● **What you should do**:
Copy every line of the data exactly, leaving nothing out.

■ ■ ■

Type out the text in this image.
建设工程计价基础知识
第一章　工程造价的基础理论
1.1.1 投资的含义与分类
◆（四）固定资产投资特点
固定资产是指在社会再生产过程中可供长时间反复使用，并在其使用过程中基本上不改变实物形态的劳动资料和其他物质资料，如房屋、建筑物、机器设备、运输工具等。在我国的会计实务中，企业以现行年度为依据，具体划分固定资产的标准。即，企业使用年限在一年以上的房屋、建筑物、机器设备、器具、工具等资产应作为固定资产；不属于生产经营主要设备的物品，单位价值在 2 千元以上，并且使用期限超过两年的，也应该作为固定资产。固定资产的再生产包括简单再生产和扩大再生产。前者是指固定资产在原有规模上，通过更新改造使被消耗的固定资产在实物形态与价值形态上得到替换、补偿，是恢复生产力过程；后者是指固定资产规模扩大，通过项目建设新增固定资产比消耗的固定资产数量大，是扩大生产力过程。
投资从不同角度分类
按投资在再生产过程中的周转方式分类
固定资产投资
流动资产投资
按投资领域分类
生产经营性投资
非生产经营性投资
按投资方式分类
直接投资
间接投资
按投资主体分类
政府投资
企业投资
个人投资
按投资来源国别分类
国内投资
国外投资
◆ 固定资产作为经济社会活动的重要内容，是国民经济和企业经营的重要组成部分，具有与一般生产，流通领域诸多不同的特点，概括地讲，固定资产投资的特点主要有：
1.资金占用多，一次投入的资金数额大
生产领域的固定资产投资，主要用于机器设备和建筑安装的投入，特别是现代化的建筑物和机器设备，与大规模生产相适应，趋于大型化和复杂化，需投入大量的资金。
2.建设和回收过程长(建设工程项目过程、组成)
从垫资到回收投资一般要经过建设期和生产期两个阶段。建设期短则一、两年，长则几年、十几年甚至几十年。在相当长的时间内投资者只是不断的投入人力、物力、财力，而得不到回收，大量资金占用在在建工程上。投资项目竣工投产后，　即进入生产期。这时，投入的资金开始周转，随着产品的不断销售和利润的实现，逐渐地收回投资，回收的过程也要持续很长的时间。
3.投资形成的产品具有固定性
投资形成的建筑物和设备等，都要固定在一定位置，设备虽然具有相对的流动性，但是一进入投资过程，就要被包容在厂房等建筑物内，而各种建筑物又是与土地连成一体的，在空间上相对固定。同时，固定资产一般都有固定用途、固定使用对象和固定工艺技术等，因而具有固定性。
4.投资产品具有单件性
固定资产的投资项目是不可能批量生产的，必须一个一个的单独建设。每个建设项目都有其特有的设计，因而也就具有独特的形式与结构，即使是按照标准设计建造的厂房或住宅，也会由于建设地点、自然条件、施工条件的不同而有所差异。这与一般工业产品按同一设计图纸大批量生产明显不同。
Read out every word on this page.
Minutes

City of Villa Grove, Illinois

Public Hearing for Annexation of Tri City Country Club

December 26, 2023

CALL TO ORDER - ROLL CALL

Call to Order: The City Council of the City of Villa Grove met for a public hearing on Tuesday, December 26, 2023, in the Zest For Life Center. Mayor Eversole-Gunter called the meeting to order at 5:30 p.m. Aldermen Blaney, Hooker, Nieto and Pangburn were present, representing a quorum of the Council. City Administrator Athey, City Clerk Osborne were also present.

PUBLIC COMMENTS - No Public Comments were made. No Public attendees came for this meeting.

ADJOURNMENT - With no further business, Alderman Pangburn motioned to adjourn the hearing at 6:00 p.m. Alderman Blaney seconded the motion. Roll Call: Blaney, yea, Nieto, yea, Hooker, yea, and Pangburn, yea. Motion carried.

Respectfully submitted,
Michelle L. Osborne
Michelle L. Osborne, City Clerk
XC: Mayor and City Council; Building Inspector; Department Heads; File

■ ■ ■

● **Completed task**:
Type out the text in this image.
建设工程计价基础知识
第一章　工程造价的基础理论
1.1.1 投资的含义与分类
◆（四）固定资产投资特点
固定资产是指在社会再生产过程中可供长时间反复使用，并在其使用过程中基本上不改变实物形态的劳动资料和其他物质资料，如房屋、建筑物、机器设备、运输工具等。在我国的会计实务中，企业以现行年度为依据，具体划分固定资产的标准。即，企业使用年限在一年以上的房屋、建筑物、机器设备、器具、工具等资产应作为固定资产；不属于生产经营主要设备的物品，单位价值在 2 千元以上，并且使用期限超过两年的，也应该作为固定资产。固定资产的再生产包括简单再生产和扩大再生产。前者是指固定资产在原有规模上，通过更新改造使被消耗的固定资产在实物形态与价值形态上得到替换、补偿，是恢复生产力过程；后者是指固定资产规模扩大，通过项目建设新增固定资产比消耗的固定资产数量大，是扩大生产力过程。
投资从不同角度分类
按投资在再生产过程中的周转方式分类
固定资产投资
流动资产投资
按投资领域分类
生产经营性投资
非生产经营性投资
按投资方式分类
直接投资
间接投资
按投资主体分类
政府投资
企业投资
个人投资
按投资来源国别分类
国内投资
国外投资
◆ 固定资产作为经济社会活动的重要内容，是国民经济和企业经营的重要组成部分，具有与一般生产，流通领域诸多不同的特点，概括地讲，固定资产投资的特点主要有：
1.资金占用多，一次投入的资金数额大
生产领域的固定资产投资，主要用于机器设备和建筑安装的投入，特别是现代化的建筑物和机器设备，与大规模生产相适应，趋于大型化和复杂化，需投入大量的资金。
2.建设和回收过程长(建设工程项目过程、组成)
从垫资到回收投资一般要经过建设期和生产期两个阶段。建设期短则一、两年，长则几年、十几年甚至几十年。在相当长的时间内投资者只是不断的投入人力、物力、财力，而得不到回收，大量资金占用在在建工程上。投资项目竣工投产后，　即进入生产期。这时，投入的资金开始周转，随着产品的不断销售和利润的实现，逐渐地收回投资，回收的过程也要持续很长的时间。
3.投资形成的产品具有固定性
投资形成的建筑物和设备等，都要固定在一定位置，设备虽然具有相对的流动性，但是一进入投资过程，就要被包容在厂房等建筑物内，而各种建筑物又是与土地连成一体的，在空间上相对固定。同时，固定资产一般都有固定用途、固定使用对象和固定工艺技术等，因而具有固定性。
4.投资产品具有单件性
固定资产的投资项目是不可能批量生产的，必须一个一个的单独建设。每个建设项目都有其特有的设计，因而也就具有独特的形式与结构，即使是按照标准设计建造的厂房或住宅，也会由于建设地点、自然条件、施工条件的不同而有所差异。这与一般工业产品按同一设计图纸大批量生产明显不同。
Read out every word on this page.
Minutes

City of Villa Grove, Illinois

Public Hearing for Annexation of Tri City Country Club

December 26, 2023

CALL TO ORDER - ROLL CALL

Call to Order: The City Council of the City of Villa Grove met for a public hearing on Tuesday, December 26, 2023, in the Zest For Life Center. Mayor Eversole-Gunter called the meeting to order at 5:30 p.m. Aldermen Blaney, Hooker, Nieto and Pangburn were present, representing a quorum of the Council. City Administrator Athey, City Clerk Osborne were also present.

PUBLIC COMMENTS - No Public Comments were made. No Public attendees came for this meeting.

ADJOURNMENT - With no further business, Alderman Pangburn motioned to adjourn the hearing at 6:00 p.m. Alderman Blaney seconded the motion. Roll Call: Blaney, yea, Nieto, yea, Hooker, yea, and Pangburn, yea. Motion carried.

Respectfully submitted,
Michelle L. Osborne
Michelle L. Osborne, City Clerk
XC: Mayor and City Council; Building Inspector; Department Heads; File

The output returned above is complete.